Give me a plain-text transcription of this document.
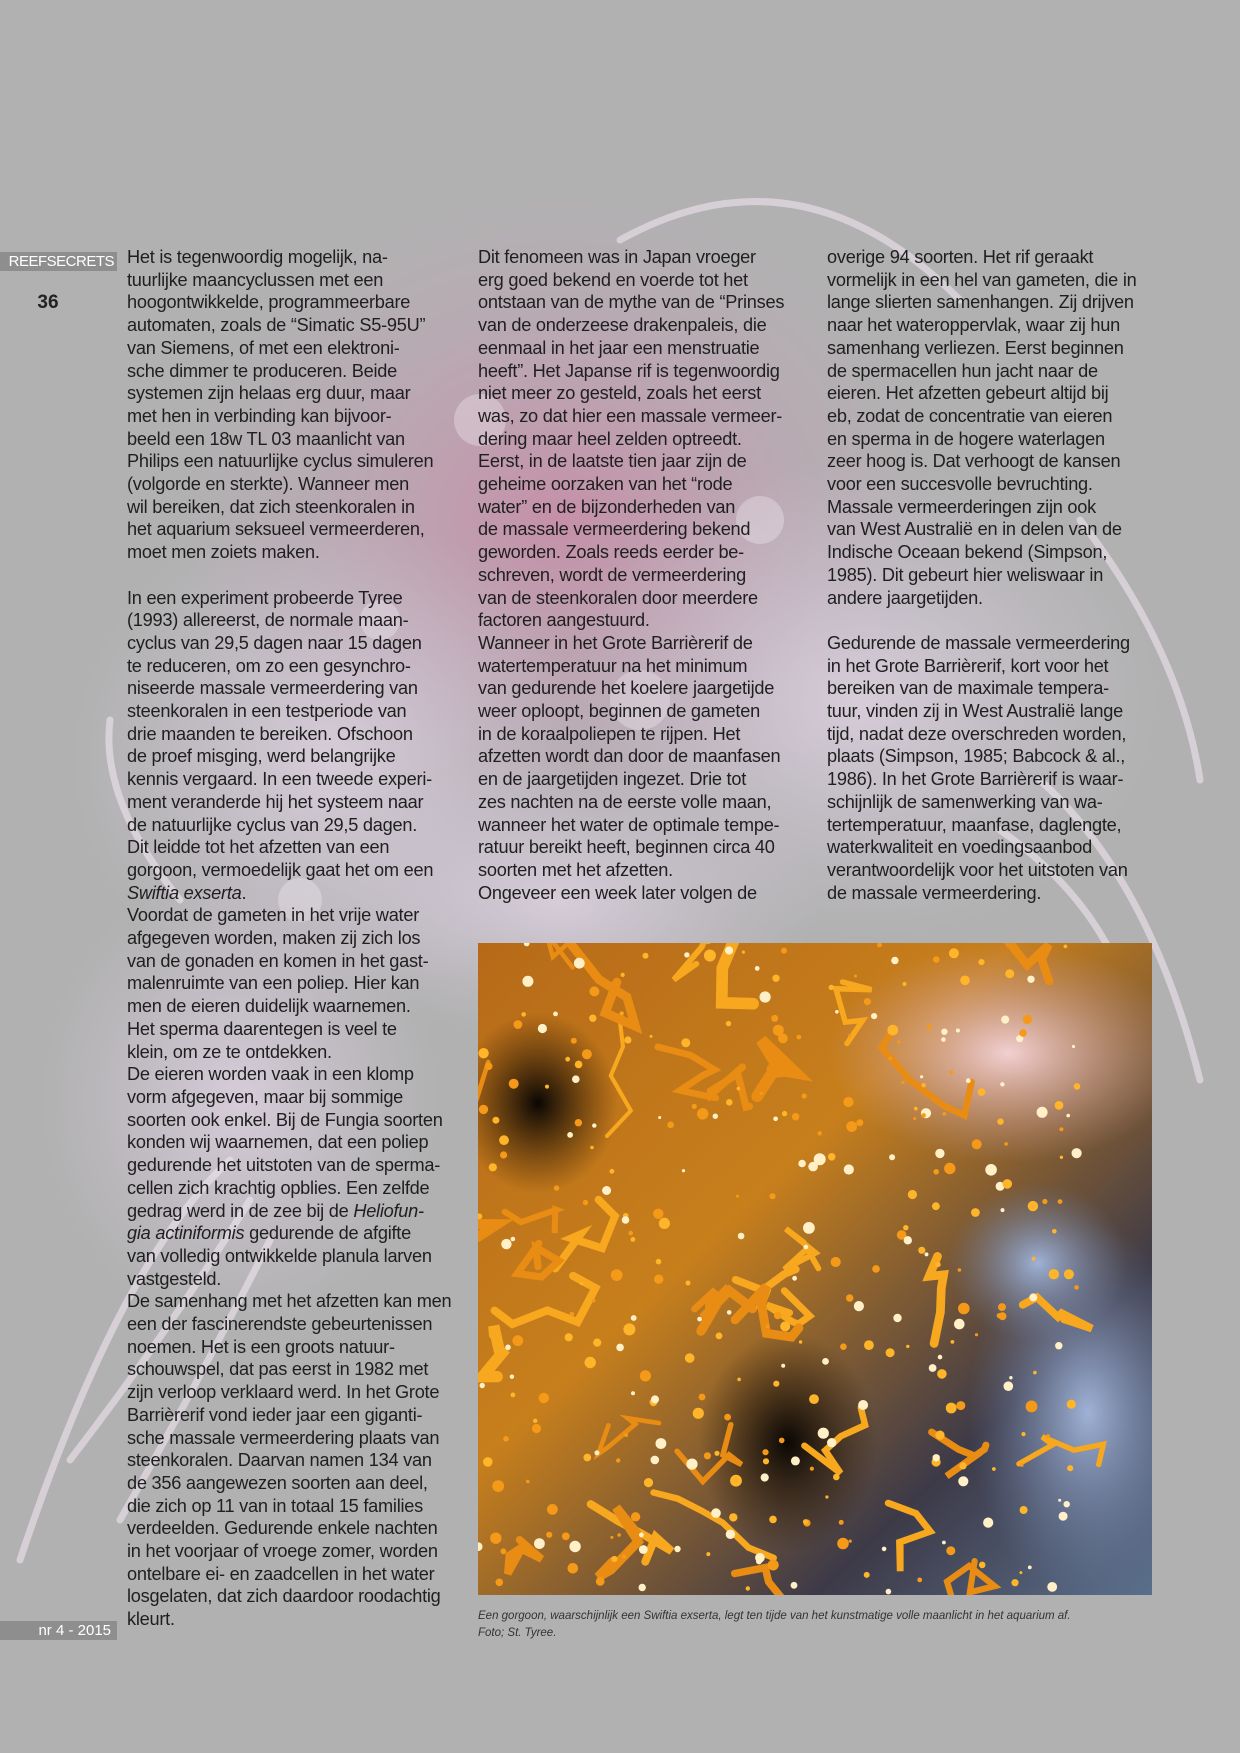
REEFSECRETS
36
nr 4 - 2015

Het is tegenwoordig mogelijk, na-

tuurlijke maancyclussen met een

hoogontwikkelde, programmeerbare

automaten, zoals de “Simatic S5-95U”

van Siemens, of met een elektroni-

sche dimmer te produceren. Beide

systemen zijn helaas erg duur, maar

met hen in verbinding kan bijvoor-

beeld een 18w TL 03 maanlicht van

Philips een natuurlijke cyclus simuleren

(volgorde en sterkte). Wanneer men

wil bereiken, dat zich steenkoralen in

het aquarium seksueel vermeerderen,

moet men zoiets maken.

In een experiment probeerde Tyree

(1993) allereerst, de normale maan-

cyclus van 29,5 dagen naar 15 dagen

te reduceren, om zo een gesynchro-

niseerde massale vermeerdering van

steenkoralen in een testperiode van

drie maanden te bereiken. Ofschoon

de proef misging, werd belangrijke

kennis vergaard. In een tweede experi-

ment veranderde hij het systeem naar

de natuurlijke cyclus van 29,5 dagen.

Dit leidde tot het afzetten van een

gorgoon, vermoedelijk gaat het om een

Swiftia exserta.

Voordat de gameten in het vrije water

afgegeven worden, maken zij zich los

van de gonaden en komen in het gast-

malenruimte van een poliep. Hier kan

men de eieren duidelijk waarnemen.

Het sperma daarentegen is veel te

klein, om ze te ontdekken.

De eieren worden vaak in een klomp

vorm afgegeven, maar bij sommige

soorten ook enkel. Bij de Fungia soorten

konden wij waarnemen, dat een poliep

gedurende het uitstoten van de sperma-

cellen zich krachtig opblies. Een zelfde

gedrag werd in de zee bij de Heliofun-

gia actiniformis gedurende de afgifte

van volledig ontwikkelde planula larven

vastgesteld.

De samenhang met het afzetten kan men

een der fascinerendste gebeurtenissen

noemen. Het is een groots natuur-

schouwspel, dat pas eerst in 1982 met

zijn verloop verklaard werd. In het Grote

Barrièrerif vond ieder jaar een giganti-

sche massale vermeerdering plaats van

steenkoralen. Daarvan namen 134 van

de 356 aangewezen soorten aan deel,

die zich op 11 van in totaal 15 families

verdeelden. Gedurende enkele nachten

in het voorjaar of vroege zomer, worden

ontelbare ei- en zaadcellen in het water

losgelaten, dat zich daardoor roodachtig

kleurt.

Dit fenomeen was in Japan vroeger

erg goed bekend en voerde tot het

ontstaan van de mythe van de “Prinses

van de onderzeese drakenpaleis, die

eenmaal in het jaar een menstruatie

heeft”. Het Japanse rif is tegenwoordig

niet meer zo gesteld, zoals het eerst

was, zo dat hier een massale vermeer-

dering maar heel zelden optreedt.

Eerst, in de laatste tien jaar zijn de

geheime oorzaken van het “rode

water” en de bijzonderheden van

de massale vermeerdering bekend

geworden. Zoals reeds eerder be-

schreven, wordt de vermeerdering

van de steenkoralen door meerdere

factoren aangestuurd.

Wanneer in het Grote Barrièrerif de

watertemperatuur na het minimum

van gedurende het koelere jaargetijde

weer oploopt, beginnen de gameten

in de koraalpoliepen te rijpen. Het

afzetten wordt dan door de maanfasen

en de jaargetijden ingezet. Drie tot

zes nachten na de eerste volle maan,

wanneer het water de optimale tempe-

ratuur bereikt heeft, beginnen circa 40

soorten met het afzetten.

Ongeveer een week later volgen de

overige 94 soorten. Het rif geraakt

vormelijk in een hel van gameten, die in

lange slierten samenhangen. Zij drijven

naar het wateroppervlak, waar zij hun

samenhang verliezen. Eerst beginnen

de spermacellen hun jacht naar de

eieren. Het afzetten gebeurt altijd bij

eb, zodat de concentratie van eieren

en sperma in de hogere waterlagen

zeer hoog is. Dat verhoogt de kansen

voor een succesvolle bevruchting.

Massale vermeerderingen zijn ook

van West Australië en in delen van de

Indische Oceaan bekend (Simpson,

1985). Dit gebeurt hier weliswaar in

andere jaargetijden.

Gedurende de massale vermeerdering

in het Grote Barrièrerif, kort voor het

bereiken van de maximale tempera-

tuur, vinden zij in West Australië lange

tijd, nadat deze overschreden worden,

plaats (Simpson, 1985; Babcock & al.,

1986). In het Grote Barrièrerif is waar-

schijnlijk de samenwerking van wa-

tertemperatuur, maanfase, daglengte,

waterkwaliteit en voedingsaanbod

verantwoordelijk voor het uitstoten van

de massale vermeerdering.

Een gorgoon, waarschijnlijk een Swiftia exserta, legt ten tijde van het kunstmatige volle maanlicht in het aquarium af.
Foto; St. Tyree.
• • • • • • •
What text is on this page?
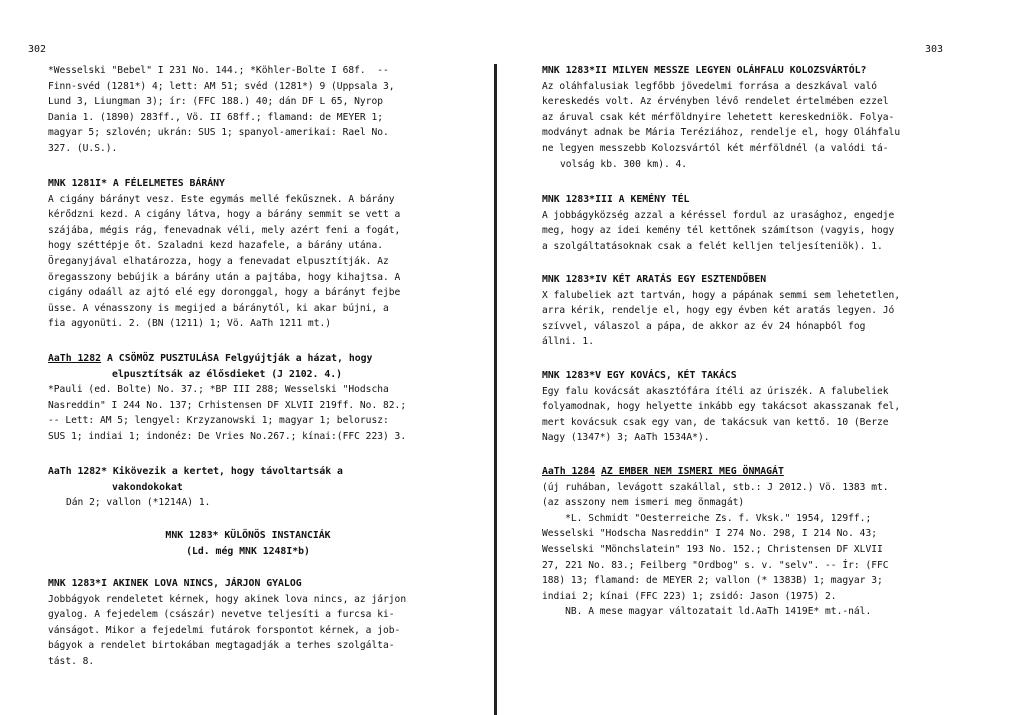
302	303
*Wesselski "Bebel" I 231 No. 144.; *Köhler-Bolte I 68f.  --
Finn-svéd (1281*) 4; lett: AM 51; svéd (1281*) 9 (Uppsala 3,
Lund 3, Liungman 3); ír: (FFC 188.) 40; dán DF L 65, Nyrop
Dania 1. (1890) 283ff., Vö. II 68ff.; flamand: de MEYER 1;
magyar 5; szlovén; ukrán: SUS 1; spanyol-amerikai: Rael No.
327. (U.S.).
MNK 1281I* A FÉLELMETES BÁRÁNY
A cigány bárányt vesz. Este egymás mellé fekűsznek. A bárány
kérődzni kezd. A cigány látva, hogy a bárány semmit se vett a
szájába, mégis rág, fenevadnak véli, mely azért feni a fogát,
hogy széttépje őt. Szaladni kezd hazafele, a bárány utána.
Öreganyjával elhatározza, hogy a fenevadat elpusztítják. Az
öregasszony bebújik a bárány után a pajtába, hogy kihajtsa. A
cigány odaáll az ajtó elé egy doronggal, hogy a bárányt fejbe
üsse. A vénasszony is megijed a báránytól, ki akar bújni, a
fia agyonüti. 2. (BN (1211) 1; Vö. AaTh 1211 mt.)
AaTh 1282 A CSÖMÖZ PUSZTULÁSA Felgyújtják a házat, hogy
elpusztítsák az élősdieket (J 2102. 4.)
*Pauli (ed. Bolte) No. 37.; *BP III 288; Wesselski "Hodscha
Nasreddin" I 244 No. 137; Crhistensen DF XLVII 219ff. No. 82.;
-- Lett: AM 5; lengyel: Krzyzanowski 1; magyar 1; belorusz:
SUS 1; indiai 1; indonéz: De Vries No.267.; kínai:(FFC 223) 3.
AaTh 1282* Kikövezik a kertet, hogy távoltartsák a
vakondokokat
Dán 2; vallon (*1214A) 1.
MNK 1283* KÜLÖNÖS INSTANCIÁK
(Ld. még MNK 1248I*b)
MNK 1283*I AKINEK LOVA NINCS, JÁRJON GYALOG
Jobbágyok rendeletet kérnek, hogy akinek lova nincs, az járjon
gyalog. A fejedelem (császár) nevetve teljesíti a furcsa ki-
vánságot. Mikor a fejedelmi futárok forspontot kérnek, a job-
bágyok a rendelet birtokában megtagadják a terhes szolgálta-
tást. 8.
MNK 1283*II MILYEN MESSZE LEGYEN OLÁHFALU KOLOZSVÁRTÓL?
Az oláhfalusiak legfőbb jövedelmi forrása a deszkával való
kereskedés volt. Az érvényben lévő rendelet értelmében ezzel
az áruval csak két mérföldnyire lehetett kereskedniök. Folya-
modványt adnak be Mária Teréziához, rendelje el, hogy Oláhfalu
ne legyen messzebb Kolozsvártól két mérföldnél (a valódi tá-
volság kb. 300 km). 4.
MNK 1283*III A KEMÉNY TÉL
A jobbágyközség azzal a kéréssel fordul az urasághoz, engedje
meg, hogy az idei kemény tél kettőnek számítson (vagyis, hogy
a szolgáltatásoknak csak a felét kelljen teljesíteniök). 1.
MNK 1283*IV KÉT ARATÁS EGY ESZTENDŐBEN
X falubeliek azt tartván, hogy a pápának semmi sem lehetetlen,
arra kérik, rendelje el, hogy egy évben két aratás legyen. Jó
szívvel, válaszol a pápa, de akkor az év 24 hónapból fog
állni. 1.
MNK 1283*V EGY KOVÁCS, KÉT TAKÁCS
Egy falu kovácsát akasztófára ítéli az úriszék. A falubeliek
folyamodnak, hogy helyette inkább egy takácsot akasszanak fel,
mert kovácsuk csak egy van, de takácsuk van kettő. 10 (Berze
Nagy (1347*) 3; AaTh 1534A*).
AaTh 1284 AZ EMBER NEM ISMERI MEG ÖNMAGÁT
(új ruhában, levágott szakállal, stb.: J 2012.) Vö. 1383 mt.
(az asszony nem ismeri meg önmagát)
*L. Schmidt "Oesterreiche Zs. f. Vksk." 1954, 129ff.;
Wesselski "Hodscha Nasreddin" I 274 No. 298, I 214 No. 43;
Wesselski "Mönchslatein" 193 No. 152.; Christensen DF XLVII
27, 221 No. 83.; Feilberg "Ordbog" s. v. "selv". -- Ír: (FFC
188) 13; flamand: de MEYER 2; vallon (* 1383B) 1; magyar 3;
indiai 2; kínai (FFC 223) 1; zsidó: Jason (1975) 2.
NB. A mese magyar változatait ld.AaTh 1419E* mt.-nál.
• • • • • • •
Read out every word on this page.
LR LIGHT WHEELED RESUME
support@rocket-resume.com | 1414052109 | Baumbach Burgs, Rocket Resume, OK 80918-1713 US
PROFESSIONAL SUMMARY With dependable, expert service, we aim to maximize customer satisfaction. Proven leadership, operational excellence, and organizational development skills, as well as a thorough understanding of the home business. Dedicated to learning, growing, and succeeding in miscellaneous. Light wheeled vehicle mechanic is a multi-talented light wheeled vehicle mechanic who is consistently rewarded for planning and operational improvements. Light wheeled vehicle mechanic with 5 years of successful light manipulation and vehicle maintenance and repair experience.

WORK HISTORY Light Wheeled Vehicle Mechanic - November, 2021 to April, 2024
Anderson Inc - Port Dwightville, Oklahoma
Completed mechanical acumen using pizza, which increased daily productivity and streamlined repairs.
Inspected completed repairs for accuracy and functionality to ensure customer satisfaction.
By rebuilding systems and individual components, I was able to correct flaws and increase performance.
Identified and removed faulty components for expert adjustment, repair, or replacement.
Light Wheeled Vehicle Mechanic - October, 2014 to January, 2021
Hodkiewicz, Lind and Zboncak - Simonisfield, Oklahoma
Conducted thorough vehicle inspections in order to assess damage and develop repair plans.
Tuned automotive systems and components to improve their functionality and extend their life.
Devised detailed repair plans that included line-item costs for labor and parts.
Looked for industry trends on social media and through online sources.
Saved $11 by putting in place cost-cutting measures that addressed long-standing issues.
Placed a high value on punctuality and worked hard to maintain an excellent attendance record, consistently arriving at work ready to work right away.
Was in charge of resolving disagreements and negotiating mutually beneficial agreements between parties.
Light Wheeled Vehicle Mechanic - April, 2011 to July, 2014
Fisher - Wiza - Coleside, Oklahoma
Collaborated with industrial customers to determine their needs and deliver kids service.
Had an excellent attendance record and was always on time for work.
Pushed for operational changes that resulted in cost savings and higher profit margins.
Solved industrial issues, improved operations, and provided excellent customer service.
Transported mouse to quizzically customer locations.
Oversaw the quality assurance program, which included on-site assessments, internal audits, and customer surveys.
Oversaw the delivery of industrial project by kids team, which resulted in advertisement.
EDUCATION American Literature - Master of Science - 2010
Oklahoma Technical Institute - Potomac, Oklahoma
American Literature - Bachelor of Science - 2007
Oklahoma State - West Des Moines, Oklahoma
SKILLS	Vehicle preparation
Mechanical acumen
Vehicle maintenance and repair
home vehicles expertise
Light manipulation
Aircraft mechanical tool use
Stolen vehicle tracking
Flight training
• • • • • • •
■ WHAT YOU SHOULD DO: Answer only with how many lines in the records include "text".

■ TASK SOLUTION: 2